Data listing:
---*---

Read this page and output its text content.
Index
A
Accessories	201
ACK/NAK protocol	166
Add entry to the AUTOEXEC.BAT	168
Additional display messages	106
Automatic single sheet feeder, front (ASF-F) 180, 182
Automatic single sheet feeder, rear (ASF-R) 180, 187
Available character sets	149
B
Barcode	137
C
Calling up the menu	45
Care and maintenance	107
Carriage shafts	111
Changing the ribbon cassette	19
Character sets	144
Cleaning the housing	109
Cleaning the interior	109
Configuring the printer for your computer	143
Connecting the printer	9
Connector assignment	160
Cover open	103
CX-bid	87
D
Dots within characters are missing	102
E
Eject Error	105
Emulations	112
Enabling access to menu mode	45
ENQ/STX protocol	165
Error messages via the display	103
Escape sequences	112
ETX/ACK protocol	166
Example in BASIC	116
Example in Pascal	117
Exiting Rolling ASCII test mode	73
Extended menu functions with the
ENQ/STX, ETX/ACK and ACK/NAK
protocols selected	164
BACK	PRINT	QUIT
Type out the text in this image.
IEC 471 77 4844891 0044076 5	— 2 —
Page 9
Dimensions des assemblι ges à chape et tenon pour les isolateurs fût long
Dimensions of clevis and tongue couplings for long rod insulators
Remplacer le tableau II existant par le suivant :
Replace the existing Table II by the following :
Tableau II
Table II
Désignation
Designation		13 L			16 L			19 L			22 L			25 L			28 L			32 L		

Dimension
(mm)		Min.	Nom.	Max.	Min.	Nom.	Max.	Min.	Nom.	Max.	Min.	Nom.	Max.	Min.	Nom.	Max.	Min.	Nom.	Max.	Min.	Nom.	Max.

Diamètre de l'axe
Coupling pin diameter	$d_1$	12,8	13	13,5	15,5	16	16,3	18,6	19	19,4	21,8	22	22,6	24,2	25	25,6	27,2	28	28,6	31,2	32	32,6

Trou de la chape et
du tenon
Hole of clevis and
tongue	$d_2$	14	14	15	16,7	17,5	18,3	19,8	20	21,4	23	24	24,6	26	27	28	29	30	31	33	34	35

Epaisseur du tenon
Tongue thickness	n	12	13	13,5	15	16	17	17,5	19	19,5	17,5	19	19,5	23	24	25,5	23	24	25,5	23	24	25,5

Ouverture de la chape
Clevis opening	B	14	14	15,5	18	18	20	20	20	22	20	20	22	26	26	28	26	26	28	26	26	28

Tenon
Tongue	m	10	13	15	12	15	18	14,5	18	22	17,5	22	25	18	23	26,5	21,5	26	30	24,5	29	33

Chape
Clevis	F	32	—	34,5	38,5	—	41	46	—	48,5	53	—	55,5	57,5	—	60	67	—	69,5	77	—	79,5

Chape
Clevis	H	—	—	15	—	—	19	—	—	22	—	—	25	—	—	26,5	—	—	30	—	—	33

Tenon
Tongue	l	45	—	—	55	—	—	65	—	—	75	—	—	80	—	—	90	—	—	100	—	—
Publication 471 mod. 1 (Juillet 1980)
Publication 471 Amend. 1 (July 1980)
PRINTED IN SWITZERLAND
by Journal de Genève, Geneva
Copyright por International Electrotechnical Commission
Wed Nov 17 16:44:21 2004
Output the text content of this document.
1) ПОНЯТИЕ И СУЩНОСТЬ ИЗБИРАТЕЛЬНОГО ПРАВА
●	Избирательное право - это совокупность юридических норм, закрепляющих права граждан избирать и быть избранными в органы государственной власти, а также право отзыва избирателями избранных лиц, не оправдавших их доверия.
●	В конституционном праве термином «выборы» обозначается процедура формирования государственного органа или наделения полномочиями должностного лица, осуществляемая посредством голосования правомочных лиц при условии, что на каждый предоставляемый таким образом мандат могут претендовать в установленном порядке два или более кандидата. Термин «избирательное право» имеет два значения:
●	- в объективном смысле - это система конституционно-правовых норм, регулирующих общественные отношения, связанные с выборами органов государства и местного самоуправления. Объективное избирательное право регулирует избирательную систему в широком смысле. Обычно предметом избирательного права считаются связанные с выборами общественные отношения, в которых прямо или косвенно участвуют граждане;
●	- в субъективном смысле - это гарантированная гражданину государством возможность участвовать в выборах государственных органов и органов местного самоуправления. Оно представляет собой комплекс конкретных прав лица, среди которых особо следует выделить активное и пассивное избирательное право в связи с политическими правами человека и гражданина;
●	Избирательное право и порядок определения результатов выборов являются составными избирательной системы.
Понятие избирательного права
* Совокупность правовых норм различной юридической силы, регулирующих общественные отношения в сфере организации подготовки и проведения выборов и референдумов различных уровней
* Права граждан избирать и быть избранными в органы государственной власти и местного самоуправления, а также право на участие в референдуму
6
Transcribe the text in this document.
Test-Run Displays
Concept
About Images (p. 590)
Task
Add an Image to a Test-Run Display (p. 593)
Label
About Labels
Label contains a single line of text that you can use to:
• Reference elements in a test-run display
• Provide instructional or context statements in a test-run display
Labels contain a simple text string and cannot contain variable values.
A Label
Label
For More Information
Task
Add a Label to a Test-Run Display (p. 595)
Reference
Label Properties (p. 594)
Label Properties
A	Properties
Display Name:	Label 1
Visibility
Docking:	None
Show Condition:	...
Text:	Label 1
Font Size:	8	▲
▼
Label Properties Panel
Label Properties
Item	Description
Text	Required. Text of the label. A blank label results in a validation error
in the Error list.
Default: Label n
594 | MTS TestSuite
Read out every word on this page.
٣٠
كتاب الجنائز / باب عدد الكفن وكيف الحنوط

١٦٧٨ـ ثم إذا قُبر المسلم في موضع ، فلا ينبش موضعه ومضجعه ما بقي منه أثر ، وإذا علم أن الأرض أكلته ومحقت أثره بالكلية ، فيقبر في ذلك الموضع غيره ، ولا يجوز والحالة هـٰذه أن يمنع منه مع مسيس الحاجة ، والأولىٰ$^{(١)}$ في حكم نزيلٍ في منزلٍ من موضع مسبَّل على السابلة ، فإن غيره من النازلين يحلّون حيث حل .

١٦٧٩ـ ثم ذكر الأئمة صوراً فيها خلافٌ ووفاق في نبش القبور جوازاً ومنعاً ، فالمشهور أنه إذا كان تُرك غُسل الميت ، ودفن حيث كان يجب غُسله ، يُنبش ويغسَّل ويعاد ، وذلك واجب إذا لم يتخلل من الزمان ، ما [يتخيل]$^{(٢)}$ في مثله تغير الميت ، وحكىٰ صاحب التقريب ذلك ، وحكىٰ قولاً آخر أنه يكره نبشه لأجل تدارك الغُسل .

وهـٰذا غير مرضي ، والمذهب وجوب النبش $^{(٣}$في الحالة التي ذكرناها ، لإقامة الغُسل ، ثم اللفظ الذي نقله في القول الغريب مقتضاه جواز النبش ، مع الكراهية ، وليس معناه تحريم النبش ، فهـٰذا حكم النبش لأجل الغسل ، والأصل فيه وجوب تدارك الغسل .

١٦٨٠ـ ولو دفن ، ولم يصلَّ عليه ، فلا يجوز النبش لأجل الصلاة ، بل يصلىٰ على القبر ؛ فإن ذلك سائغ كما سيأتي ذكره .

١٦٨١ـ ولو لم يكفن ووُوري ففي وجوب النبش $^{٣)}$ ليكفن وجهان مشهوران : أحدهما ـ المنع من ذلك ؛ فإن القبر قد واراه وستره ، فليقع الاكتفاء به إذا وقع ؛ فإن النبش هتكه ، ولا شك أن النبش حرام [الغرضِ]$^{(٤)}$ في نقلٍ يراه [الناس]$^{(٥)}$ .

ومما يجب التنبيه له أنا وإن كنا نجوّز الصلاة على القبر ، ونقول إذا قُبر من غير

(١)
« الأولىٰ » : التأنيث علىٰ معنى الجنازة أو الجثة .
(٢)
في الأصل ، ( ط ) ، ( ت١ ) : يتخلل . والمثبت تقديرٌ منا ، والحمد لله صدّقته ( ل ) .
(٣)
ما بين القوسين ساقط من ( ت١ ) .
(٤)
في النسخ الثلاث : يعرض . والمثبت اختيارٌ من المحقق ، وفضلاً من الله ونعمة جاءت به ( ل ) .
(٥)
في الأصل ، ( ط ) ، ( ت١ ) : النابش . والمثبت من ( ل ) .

---*---

Instructions for the task:
Find the word "также" in the entries above and gather every line that holds it.

Finished answer:
●	Избирательное право - это совокупность юридических норм, закрепляющих права граждан избирать и быть избранными в органы государственной власти, а также право отзыва избирателями избранных лиц, не оправдавших их доверия.
* Права граждан избирать и быть избранными в органы государственной власти и местного самоуправления, а также право на участие в референдуму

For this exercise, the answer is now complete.